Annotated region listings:
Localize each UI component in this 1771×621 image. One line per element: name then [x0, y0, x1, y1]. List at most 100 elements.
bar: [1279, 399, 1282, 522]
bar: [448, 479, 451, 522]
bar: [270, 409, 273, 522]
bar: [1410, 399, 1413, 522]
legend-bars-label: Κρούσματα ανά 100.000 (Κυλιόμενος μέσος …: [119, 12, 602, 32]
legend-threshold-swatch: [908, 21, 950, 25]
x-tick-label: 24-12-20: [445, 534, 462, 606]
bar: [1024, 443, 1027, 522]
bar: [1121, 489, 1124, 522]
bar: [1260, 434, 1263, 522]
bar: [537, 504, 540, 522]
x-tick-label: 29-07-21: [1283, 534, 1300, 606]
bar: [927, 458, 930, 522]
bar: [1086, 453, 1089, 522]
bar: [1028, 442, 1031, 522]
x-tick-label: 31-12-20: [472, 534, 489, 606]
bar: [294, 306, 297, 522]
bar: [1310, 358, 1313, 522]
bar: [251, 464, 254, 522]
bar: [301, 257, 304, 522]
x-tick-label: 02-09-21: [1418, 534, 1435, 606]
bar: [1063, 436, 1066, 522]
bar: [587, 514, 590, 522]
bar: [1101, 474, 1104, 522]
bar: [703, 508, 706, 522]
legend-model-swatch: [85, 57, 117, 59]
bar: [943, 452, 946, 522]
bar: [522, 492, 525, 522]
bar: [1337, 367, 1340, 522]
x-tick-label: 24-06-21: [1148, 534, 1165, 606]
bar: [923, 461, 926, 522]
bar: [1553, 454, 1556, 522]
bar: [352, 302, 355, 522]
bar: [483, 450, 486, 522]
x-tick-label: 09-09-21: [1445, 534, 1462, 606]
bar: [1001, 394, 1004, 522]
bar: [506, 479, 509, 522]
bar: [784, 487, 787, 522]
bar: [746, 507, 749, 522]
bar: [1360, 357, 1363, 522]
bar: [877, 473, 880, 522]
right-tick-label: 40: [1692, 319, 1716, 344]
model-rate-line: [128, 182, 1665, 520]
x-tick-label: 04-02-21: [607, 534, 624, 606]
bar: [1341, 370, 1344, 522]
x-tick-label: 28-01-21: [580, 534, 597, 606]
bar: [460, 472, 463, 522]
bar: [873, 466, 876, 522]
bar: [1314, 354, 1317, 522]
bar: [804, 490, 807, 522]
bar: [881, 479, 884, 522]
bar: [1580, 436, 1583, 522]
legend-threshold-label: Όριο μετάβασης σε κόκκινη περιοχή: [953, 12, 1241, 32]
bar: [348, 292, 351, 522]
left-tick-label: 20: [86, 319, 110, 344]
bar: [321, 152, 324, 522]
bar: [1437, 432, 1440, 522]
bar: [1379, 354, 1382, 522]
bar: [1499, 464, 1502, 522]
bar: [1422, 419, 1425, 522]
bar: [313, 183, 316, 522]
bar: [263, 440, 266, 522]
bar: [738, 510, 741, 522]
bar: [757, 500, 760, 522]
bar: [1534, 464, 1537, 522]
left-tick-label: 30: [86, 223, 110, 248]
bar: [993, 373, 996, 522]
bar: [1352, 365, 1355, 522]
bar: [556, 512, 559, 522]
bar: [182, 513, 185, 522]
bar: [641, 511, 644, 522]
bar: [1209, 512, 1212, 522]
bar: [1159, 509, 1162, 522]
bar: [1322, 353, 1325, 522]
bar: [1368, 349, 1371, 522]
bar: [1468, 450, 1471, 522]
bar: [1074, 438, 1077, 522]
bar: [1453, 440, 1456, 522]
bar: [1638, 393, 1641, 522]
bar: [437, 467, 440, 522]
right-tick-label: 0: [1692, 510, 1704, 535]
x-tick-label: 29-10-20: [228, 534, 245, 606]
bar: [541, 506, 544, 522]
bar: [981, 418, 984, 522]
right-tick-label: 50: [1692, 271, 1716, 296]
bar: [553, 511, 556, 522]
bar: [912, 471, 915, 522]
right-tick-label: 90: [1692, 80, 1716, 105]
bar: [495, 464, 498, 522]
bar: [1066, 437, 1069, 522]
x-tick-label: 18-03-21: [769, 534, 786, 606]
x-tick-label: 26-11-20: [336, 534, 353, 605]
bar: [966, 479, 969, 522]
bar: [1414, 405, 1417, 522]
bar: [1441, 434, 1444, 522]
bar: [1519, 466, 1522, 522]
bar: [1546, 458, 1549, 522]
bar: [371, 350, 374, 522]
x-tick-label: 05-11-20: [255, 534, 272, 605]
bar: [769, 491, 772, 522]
* * *
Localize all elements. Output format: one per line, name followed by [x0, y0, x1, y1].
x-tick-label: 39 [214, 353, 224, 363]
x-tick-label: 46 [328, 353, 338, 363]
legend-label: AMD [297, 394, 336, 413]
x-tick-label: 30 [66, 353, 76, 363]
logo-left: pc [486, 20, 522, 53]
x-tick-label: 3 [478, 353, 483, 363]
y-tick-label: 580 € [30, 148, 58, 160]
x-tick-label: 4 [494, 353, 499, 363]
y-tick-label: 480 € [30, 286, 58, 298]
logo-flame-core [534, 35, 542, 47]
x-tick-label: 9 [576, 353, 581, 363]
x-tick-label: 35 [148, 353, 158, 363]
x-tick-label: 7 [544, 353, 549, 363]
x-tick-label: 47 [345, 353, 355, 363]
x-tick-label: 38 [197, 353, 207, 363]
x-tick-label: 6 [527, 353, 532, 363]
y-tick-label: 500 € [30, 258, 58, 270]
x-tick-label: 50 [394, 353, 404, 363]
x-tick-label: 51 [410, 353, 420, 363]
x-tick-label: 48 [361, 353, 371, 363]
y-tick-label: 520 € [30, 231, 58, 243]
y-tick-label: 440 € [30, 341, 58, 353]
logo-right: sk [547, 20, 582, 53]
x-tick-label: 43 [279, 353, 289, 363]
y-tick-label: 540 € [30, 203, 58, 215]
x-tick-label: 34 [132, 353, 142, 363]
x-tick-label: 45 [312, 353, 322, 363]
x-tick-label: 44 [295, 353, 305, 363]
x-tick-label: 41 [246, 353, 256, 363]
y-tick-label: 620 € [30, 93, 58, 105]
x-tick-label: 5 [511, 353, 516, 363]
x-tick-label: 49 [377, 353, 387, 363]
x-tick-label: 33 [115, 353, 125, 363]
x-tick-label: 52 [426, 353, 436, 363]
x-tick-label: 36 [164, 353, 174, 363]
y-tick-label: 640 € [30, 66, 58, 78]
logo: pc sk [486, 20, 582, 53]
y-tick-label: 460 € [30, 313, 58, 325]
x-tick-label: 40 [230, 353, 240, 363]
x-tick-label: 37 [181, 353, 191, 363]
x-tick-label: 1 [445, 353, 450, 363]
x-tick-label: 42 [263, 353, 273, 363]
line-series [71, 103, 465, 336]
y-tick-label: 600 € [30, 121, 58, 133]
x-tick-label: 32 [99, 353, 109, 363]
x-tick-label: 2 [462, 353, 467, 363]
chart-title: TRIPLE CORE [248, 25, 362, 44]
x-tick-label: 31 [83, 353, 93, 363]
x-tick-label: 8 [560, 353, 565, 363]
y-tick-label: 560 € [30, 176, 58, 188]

* **What is required**
Convert everything from the line containing "Localize each UI" down to the line containing "legend-model-swatch: [85, 57, 117, 59]" into a Markdown table with the columns Row and Line, skipping blank lines.

* **Final result**
| Row | Line |
|---|---|
| 1 | Localize each UI component in this 1771×621 image. One line per element: name then [x0, y0, x1, y1]. List at most 100 elements. |
| 2 | bar: [1279, 399, 1282, 522] |
| 3 | bar: [448, 479, 451, 522] |
| 4 | bar: [270, 409, 273, 522] |
| 5 | bar: [1410, 399, 1413, 522] |
| 6 | legend-bars-label: Κρούσματα ανά 100.000 (Κυλιόμενος μέσος …: [119, 12, 602, 32] |
| 7 | legend-threshold-swatch: [908, 21, 950, 25] |
| 8 | x-tick-label: 24-12-20: [445, 534, 462, 606] |
| 9 | bar: [1024, 443, 1027, 522] |
| 10 | bar: [1121, 489, 1124, 522] |
| 11 | bar: [1260, 434, 1263, 522] |
| 12 | bar: [537, 504, 540, 522] |
| 13 | x-tick-label: 29-07-21: [1283, 534, 1300, 606] |
| 14 | bar: [927, 458, 930, 522] |
| 15 | bar: [1086, 453, 1089, 522] |
| 16 | bar: [1028, 442, 1031, 522] |
| 17 | x-tick-label: 31-12-20: [472, 534, 489, 606] |
| 18 | bar: [294, 306, 297, 522] |
| 19 | bar: [1310, 358, 1313, 522] |
| 20 | bar: [251, 464, 254, 522] |
| 21 | bar: [301, 257, 304, 522] |
| 22 | x-tick-label: 02-09-21: [1418, 534, 1435, 606] |
| 23 | bar: [1063, 436, 1066, 522] |
| 24 | bar: [587, 514, 590, 522] |
| 25 | bar: [1101, 474, 1104, 522] |
| 26 | bar: [703, 508, 706, 522] |
| 27 | legend-model-swatch: [85, 57, 117, 59] |